# [Data for the task]
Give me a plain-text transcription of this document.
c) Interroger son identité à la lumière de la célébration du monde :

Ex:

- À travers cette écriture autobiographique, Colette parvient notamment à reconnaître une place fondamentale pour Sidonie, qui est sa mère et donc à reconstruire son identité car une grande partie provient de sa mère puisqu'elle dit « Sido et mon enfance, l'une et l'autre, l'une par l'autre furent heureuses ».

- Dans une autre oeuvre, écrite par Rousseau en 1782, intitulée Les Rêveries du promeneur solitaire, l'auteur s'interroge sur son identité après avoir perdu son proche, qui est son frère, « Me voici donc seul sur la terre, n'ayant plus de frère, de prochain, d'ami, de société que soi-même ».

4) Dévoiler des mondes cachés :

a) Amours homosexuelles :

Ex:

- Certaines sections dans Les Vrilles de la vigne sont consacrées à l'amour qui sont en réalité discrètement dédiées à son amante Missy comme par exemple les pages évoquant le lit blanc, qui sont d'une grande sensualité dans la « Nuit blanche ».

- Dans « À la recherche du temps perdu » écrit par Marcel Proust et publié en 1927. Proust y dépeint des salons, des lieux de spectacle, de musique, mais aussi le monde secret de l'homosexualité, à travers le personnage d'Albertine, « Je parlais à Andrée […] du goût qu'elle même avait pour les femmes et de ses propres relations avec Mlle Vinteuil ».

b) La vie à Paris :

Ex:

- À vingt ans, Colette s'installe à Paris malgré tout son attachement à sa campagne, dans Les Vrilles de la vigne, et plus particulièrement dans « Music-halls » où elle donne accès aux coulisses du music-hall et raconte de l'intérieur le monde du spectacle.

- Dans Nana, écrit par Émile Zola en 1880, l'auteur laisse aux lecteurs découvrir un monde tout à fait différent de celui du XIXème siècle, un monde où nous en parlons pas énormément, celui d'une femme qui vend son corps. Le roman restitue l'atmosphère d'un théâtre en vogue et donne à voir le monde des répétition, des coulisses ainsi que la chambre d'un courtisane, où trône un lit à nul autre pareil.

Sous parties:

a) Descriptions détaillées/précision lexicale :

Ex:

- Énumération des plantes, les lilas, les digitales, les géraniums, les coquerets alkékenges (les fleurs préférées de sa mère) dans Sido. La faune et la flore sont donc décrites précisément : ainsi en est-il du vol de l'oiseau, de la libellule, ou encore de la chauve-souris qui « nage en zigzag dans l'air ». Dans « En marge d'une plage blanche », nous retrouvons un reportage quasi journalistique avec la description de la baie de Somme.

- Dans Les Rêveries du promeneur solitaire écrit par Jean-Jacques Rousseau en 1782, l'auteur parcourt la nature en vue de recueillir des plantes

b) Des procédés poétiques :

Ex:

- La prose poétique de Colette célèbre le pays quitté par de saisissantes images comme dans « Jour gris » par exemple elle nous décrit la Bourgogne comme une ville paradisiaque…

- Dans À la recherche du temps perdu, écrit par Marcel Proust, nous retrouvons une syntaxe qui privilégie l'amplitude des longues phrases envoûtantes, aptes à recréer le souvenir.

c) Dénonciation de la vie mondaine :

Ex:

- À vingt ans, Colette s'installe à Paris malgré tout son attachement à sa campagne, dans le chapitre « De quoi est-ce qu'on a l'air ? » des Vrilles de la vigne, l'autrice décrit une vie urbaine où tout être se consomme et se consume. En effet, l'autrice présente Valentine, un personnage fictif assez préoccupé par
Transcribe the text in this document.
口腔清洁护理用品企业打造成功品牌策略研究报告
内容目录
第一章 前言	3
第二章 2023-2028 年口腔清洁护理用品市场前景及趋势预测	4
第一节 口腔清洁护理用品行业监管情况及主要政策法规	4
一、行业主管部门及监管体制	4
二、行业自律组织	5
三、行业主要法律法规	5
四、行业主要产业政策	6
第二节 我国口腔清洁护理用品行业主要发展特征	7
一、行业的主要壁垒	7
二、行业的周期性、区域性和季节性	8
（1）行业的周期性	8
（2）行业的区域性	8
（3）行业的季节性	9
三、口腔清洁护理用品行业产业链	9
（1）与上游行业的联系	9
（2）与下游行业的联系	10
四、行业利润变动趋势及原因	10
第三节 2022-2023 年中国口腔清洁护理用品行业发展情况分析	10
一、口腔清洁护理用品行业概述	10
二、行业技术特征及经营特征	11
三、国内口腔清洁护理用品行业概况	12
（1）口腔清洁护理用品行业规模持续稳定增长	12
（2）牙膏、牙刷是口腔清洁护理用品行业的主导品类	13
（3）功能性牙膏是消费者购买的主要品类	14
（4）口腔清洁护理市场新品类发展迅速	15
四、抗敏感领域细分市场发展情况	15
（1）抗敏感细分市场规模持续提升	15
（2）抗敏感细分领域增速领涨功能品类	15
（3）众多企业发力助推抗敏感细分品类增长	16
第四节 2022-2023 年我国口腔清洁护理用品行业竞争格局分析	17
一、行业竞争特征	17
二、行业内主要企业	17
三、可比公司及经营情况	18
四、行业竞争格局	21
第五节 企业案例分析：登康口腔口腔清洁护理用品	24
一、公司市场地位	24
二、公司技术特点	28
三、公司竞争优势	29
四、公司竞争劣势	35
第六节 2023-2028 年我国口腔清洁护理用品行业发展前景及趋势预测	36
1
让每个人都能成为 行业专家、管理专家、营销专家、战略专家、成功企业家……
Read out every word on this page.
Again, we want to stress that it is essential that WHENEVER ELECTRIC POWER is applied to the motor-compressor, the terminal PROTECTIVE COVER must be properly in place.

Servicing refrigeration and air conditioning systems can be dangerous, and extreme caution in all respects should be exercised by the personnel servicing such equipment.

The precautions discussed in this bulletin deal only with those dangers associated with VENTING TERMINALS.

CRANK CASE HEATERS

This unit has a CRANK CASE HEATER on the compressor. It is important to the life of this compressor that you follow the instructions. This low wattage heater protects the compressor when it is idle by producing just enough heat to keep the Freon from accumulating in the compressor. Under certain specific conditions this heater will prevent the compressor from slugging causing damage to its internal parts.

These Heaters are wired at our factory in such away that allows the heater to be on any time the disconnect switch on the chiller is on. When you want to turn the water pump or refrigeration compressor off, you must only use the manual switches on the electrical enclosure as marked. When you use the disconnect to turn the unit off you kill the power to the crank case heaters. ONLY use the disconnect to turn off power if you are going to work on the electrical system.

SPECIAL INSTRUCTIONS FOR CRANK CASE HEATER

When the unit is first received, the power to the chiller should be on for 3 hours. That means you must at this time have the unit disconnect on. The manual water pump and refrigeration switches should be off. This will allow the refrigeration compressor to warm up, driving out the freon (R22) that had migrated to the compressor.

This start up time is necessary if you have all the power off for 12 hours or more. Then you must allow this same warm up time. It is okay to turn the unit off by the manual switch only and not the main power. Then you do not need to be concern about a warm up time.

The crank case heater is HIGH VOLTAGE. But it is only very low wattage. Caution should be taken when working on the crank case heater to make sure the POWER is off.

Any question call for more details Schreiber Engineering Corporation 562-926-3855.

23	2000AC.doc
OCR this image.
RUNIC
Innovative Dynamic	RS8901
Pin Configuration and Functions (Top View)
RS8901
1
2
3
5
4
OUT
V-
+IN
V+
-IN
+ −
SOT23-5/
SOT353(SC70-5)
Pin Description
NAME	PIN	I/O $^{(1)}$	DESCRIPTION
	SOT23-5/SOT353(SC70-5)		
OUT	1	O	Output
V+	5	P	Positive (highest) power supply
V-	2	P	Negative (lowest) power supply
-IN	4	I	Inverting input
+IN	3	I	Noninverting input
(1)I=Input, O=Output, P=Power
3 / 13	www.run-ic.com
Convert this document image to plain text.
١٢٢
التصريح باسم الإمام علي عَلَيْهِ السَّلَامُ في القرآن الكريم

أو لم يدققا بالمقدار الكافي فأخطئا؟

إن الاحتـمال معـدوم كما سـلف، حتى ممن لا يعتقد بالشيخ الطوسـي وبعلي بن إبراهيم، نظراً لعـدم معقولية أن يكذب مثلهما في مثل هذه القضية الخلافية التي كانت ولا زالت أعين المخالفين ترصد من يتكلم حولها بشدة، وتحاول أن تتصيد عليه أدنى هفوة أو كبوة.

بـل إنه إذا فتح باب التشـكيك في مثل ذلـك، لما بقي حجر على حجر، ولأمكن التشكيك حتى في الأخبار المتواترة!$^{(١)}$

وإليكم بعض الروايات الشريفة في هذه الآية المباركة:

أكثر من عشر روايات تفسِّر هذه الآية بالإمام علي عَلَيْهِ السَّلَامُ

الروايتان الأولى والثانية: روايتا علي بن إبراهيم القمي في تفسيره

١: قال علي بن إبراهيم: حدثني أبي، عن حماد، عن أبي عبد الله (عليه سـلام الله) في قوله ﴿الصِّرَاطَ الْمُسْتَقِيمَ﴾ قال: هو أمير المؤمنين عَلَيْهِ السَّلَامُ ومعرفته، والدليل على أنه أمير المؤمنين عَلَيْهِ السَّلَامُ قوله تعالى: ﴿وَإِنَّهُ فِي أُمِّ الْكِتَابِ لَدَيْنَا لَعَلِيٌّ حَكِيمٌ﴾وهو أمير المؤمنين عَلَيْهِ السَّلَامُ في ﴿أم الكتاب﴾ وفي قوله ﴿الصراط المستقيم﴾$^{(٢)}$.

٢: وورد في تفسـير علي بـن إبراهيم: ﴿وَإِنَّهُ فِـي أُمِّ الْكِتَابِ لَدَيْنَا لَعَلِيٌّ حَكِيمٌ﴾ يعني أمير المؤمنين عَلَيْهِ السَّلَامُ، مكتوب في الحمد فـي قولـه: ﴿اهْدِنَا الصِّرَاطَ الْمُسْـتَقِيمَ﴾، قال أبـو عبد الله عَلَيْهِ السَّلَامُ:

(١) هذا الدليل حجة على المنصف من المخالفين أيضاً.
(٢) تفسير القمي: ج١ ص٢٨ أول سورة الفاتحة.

# [Goal of the exercise]
From the listing, copy each line containing the word "text".

# [Solution to this exercise]
Give me a plain-text transcription of this document.
Transcribe the text in this document.
Convert this document image to plain text.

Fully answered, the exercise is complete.